[SHORT EXERCISE]: Which lines hold the word "predictive"? Copy each one.

[DATA LISTING]:
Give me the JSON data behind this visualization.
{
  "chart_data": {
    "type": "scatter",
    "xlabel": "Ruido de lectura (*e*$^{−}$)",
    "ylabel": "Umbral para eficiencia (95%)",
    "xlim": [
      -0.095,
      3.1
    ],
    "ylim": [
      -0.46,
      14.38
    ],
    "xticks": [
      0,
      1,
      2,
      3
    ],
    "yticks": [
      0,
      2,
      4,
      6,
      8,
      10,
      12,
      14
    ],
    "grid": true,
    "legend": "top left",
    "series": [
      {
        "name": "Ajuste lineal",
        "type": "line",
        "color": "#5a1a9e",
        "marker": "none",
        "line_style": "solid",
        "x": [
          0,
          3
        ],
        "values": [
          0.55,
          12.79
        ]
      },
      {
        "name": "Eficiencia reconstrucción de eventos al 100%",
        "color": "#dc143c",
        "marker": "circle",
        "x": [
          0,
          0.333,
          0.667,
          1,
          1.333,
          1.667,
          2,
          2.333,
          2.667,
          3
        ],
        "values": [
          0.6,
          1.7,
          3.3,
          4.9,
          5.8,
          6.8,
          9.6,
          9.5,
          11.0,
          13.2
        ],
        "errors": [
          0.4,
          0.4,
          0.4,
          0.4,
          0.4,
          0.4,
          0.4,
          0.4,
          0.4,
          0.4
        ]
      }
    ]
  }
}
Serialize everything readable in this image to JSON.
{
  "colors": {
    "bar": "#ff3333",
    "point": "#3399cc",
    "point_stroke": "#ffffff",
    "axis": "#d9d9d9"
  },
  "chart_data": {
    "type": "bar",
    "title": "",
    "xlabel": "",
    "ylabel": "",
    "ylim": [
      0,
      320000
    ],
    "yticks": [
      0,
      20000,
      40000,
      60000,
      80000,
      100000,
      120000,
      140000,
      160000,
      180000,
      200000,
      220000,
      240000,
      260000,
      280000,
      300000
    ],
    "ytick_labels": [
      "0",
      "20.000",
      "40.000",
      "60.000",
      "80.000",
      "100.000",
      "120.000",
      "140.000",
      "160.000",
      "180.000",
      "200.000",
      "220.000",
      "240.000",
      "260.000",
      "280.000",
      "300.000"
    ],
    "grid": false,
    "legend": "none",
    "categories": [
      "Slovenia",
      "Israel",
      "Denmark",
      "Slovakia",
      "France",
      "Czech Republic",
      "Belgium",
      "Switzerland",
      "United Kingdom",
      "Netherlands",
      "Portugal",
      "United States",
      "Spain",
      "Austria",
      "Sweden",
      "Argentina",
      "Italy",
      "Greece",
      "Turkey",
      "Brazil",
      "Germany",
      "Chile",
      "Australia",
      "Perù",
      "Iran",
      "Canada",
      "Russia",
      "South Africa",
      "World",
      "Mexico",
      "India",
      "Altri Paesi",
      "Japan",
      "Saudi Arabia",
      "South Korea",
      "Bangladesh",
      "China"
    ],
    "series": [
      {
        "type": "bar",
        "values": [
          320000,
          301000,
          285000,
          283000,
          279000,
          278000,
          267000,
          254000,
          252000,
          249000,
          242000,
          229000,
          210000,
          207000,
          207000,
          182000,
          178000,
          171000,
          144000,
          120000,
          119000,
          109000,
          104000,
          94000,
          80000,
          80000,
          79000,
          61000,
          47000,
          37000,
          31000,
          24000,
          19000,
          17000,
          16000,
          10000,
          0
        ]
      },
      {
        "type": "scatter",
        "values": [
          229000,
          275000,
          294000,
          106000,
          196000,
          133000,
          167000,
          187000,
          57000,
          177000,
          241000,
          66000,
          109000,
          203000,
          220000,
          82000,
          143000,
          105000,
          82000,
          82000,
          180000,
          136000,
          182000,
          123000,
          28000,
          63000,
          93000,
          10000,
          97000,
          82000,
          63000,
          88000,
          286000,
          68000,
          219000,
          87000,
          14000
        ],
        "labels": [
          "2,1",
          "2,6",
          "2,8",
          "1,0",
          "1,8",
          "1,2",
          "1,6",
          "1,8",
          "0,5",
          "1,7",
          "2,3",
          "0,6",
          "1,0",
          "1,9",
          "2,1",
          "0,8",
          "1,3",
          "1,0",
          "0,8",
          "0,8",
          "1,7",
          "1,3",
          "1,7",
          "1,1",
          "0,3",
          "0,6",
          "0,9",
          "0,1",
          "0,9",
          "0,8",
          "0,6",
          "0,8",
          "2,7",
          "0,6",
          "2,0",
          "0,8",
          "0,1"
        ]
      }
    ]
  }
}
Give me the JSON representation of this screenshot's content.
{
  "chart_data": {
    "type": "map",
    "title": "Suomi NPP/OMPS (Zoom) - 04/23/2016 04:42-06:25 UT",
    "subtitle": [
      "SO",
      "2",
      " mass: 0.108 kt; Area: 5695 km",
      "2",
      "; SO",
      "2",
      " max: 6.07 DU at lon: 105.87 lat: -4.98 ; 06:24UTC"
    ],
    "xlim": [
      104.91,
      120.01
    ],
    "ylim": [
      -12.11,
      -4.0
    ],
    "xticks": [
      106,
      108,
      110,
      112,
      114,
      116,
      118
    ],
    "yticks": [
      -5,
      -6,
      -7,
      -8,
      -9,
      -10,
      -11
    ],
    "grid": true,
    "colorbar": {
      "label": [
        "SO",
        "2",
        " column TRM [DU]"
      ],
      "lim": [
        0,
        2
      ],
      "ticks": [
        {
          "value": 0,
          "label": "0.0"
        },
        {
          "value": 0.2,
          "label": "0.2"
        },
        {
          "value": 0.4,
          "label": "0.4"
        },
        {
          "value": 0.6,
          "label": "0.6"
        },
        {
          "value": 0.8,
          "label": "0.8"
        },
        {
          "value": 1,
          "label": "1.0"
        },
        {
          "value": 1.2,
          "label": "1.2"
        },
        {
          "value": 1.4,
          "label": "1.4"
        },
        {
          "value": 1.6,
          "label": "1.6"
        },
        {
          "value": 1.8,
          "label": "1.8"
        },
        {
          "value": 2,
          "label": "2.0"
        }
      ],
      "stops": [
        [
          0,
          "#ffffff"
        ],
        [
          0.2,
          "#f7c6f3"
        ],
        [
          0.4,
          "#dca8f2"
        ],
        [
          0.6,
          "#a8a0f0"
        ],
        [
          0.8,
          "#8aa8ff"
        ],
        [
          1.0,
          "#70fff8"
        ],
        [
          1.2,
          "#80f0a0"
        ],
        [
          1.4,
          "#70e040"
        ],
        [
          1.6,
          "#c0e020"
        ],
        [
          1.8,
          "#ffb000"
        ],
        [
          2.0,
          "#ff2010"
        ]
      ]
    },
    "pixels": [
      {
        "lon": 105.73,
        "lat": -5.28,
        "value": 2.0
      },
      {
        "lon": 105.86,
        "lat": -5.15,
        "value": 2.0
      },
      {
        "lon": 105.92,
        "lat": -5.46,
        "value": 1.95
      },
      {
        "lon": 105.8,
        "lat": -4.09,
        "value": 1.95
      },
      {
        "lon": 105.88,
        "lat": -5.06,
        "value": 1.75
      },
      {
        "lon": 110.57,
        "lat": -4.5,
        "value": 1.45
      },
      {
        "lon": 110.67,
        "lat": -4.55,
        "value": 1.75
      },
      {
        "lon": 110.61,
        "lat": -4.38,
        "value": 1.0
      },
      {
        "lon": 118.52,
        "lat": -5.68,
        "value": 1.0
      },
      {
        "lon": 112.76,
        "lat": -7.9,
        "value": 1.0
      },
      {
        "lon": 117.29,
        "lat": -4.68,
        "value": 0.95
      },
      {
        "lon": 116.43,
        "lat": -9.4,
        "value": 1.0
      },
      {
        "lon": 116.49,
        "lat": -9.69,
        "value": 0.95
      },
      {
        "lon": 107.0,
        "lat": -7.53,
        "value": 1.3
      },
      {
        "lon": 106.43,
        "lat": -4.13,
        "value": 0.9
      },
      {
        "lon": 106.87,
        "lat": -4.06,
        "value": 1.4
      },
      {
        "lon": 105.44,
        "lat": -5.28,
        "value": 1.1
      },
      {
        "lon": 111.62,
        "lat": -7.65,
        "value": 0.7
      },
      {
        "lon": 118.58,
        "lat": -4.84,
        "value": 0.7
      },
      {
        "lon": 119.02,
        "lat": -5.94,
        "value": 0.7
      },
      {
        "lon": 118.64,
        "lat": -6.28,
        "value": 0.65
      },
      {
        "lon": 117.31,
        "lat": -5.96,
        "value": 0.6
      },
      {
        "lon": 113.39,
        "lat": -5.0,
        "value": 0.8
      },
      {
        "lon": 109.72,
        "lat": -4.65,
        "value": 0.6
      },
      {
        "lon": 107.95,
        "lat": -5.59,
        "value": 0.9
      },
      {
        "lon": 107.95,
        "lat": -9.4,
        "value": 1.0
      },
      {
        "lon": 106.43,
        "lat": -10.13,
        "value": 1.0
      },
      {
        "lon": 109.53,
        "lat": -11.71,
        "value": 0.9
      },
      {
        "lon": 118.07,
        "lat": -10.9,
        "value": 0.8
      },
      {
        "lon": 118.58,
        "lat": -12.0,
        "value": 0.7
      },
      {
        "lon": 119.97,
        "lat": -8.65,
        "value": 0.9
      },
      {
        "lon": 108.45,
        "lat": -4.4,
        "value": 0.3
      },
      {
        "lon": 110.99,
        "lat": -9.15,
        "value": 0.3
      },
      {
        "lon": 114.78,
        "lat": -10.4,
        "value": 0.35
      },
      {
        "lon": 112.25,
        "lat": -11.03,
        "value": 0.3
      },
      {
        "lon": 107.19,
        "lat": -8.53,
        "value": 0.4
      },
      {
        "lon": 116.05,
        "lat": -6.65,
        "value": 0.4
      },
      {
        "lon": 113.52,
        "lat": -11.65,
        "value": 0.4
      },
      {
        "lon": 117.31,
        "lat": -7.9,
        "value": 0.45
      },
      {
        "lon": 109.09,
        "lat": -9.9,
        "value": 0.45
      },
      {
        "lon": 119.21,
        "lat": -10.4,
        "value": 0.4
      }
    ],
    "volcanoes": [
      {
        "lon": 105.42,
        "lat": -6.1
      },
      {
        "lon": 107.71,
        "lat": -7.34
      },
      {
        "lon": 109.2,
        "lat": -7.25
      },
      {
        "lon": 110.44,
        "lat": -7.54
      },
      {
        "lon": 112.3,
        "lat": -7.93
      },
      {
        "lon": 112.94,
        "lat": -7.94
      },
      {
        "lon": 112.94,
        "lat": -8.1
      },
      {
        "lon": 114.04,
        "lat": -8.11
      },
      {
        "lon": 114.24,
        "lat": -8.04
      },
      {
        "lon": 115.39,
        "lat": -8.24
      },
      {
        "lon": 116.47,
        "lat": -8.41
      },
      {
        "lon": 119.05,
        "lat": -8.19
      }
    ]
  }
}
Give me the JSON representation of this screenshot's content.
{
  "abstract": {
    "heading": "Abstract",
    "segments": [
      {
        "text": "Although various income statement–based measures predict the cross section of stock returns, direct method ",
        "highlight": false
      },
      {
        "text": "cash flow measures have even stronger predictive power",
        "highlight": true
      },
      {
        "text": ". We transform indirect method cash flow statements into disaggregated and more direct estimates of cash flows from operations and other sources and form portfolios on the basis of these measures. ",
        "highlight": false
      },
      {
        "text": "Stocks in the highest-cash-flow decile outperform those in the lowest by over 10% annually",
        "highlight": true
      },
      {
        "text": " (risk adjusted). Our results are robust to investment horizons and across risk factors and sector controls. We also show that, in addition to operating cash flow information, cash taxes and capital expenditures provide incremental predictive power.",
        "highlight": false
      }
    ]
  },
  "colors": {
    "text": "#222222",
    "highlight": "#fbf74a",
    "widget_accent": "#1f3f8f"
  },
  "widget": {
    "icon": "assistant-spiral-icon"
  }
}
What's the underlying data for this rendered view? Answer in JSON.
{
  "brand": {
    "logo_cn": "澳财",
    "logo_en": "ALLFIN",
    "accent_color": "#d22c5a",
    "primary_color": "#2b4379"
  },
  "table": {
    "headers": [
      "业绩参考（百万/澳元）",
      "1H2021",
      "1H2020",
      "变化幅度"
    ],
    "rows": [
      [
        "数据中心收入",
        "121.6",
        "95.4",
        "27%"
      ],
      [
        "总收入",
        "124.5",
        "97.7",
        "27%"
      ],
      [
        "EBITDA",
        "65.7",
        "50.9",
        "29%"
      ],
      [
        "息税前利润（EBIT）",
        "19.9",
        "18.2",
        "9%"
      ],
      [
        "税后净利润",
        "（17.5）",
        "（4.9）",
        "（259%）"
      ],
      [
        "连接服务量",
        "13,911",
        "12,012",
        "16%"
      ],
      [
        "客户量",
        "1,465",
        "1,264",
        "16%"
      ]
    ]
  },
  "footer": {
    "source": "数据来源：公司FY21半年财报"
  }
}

[COMPLETE RESPONSE]:
        "text": "cash flow measures have even stronger predictive power",
        "text": " (risk adjusted). Our results are robust to investment horizons and across risk factors and sector controls. We also show that, in addition to operating cash flow information, cash taxes and capital expenditures provide incremental predictive power.",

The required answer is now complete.